• _Written instruction_
Within the data that follows, how many lines carry the string "title"? Give the number alone.
>> START Material provided
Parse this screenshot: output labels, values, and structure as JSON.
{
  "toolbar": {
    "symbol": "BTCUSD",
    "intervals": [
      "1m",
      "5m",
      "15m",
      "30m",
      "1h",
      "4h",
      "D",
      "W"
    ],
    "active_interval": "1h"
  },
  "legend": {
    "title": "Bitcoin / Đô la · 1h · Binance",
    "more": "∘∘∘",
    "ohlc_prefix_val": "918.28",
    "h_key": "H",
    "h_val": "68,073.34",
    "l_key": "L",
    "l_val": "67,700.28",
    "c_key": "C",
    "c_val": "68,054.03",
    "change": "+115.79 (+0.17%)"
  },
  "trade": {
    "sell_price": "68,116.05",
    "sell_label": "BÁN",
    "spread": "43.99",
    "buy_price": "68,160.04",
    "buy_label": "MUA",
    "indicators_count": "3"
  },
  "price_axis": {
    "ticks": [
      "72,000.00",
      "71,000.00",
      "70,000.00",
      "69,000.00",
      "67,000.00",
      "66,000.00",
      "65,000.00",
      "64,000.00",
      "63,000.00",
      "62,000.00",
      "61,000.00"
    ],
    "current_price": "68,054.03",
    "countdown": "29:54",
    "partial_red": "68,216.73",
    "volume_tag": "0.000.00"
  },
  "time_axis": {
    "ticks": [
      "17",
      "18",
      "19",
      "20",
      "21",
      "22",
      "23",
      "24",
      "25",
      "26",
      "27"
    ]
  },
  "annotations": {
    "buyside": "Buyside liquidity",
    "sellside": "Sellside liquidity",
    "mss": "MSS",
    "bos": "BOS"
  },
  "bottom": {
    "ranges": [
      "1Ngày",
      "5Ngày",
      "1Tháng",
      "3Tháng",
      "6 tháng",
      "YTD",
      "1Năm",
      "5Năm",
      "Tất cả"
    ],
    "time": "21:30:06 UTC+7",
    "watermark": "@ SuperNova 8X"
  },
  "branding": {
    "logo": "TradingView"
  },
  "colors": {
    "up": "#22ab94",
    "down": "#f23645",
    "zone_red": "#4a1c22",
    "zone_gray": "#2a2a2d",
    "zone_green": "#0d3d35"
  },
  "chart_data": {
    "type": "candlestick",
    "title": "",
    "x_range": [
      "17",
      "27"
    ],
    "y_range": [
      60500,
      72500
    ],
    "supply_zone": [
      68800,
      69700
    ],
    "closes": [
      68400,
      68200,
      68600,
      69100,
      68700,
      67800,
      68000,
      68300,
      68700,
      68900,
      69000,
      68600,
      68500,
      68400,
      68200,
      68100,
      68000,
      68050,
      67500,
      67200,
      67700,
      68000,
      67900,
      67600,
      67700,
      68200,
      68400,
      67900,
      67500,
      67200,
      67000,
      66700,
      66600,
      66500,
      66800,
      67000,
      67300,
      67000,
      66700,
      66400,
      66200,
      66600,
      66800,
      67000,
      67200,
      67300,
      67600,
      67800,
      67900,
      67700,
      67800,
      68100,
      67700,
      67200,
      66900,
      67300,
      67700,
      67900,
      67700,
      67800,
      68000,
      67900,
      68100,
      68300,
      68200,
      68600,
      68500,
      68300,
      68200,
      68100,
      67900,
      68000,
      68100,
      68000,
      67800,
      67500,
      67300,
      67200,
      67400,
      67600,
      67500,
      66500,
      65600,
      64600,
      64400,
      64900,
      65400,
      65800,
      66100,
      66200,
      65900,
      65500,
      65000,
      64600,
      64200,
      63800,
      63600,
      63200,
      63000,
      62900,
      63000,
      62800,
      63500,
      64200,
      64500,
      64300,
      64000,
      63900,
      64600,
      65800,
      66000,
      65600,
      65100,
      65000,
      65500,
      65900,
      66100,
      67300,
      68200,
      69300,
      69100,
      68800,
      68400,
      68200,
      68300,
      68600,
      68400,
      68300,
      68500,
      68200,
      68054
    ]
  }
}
>> END Material provided
• _Solution_
2